Request => Please report every line from the material that contains the word "проектов".

>> START Extracted entries

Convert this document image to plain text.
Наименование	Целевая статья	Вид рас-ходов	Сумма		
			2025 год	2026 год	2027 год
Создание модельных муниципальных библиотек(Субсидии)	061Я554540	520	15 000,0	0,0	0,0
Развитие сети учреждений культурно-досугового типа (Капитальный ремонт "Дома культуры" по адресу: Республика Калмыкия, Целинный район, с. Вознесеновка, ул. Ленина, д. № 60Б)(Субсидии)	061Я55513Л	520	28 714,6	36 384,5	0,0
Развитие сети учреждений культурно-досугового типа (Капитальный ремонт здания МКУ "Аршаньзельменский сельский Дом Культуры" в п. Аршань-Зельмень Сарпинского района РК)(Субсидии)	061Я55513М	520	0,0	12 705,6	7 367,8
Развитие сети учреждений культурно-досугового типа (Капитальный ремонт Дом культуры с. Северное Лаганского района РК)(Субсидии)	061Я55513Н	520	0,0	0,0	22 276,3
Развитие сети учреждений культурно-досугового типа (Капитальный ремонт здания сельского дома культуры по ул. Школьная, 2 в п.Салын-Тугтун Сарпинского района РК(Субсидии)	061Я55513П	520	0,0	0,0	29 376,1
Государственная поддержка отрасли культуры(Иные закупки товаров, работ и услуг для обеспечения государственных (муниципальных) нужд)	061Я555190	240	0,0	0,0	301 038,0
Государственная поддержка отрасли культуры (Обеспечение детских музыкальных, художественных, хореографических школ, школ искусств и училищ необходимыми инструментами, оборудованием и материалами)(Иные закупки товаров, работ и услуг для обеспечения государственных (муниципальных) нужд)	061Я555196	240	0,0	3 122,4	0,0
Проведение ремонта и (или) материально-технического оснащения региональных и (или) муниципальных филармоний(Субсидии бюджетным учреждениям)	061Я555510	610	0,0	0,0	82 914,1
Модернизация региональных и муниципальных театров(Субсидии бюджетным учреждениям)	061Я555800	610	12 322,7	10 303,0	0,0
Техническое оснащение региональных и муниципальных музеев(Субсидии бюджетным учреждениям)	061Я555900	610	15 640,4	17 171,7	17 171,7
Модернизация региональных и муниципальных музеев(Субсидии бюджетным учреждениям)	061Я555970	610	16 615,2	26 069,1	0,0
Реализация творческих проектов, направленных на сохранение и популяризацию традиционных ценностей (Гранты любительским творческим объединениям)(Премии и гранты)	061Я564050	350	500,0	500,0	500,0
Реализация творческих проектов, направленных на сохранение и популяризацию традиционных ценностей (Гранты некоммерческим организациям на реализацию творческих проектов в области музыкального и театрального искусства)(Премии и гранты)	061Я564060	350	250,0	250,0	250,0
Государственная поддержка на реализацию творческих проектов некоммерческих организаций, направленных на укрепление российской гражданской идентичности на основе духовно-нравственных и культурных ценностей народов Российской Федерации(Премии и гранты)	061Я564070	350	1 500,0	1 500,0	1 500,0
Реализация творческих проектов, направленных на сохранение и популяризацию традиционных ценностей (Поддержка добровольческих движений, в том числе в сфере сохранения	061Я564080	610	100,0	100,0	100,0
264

>> END Extracted entries
>> START Extracted entries

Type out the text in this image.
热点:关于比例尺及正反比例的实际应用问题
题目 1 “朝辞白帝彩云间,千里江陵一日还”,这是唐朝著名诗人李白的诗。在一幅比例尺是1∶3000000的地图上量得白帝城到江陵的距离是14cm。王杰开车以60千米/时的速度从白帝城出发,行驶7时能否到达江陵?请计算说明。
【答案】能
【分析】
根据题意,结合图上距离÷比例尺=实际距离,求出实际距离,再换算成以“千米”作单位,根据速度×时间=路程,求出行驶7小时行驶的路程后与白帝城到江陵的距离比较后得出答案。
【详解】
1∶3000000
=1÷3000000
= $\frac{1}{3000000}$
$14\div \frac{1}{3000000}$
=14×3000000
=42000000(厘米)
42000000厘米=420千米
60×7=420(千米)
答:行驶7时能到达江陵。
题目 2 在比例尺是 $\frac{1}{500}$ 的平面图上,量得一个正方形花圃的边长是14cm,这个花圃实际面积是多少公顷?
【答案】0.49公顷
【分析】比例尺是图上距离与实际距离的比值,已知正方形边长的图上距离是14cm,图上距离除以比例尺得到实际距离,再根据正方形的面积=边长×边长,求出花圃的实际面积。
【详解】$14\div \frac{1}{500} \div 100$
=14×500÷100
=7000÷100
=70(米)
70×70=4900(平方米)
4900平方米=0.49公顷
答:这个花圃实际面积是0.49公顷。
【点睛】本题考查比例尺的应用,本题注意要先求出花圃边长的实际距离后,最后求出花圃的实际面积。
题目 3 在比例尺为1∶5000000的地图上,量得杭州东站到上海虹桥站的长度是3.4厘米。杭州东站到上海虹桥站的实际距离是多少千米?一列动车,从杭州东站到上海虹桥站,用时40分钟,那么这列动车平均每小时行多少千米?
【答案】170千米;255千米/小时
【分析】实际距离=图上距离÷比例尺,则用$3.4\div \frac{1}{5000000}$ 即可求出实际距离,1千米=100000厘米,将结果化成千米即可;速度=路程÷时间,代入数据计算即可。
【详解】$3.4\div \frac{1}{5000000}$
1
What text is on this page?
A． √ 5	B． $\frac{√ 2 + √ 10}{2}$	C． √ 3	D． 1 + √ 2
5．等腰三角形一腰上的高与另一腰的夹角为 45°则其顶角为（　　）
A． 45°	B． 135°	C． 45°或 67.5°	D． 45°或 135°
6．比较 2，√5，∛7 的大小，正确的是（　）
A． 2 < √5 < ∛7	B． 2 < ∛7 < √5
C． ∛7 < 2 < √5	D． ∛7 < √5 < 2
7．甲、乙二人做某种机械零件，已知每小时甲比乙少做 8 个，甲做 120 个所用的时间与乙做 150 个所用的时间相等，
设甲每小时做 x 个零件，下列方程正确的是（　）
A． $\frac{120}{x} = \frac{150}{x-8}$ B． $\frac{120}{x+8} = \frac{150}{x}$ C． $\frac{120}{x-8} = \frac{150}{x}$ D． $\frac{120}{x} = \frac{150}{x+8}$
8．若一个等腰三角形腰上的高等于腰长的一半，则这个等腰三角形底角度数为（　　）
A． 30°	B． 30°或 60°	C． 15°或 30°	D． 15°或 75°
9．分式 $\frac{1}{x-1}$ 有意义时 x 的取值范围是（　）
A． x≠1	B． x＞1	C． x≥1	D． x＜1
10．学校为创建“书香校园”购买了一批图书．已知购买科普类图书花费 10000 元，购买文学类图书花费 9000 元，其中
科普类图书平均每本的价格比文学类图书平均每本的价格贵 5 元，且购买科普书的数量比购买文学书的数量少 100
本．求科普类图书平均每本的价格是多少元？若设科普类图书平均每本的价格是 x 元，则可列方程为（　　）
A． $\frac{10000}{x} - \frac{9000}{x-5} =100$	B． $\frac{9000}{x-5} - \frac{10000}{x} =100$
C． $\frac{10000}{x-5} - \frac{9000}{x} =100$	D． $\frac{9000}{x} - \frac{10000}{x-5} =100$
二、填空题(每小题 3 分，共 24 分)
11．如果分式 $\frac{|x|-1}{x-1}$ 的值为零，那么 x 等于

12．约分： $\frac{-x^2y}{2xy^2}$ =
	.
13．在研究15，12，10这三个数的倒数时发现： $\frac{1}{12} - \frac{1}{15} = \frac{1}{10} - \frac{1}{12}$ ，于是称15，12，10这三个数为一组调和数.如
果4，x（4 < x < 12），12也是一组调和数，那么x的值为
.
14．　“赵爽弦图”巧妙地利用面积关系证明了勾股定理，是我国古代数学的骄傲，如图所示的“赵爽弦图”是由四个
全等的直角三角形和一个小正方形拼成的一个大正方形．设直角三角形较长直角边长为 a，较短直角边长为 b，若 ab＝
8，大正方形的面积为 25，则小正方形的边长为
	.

>> END Extracted entries
>> START Extracted entries

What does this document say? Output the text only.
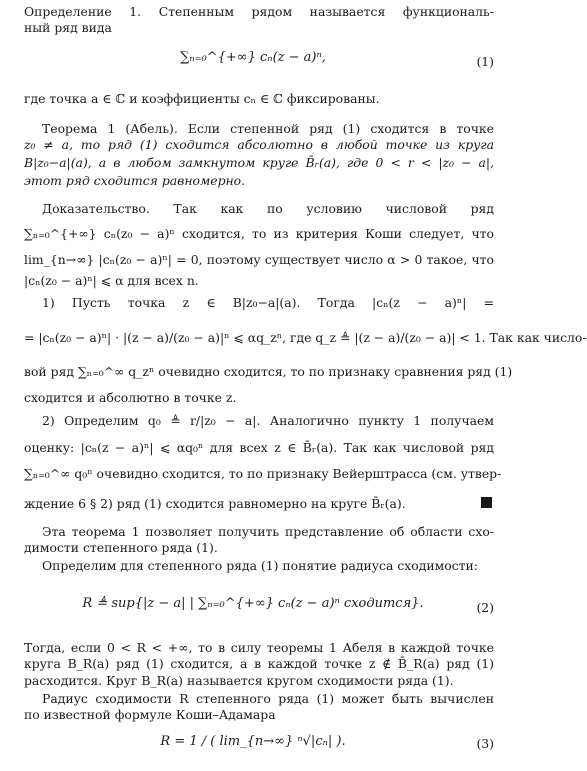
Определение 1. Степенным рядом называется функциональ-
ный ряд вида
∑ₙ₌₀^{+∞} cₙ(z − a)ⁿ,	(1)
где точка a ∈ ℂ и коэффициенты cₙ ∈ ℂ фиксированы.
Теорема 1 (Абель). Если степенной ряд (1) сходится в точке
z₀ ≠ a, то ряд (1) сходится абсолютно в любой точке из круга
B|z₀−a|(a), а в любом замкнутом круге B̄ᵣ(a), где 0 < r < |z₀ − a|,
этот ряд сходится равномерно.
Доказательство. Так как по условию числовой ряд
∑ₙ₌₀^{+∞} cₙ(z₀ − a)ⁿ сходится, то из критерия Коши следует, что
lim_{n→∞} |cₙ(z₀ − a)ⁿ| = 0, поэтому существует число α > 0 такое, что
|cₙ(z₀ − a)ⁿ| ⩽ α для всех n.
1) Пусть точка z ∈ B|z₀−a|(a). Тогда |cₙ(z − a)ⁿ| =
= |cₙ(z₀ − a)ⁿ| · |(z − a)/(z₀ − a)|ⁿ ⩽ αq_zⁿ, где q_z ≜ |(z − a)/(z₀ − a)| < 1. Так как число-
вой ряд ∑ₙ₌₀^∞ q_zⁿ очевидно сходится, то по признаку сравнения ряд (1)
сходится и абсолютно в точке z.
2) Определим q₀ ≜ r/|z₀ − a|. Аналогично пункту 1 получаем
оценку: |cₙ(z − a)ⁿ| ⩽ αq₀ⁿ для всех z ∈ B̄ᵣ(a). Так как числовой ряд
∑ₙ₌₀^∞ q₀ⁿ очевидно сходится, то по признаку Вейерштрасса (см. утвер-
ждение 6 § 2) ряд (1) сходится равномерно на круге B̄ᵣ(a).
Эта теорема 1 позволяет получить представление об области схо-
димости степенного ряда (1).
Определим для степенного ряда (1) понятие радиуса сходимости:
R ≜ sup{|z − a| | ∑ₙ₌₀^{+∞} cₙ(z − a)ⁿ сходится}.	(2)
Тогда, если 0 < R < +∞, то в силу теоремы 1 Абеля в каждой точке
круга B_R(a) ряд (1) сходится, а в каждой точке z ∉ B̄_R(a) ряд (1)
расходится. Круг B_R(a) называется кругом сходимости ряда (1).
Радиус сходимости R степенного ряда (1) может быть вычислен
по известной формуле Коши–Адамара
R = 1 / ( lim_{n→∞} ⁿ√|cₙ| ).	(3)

>> END Extracted entries

Solved exercise =>
Реализация творческих проектов, направленных на сохранение и популяризацию традиционных ценностей (Гранты любительским творческим объединениям)(Премии и гранты)	061Я564050	350	500,0	500,0	500,0
Реализация творческих проектов, направленных на сохранение и популяризацию традиционных ценностей (Гранты некоммерческим организациям на реализацию творческих проектов в области музыкального и театрального искусства)(Премии и гранты)	061Я564060	350	250,0	250,0	250,0
Государственная поддержка на реализацию творческих проектов некоммерческих организаций, направленных на укрепление российской гражданской идентичности на основе духовно-нравственных и культурных ценностей народов Российской Федерации(Премии и гранты)	061Я564070	350	1 500,0	1 500,0	1 500,0
Реализация творческих проектов, направленных на сохранение и популяризацию традиционных ценностей (Поддержка добровольческих движений, в том числе в сфере сохранения	061Я564080	610	100,0	100,0	100,0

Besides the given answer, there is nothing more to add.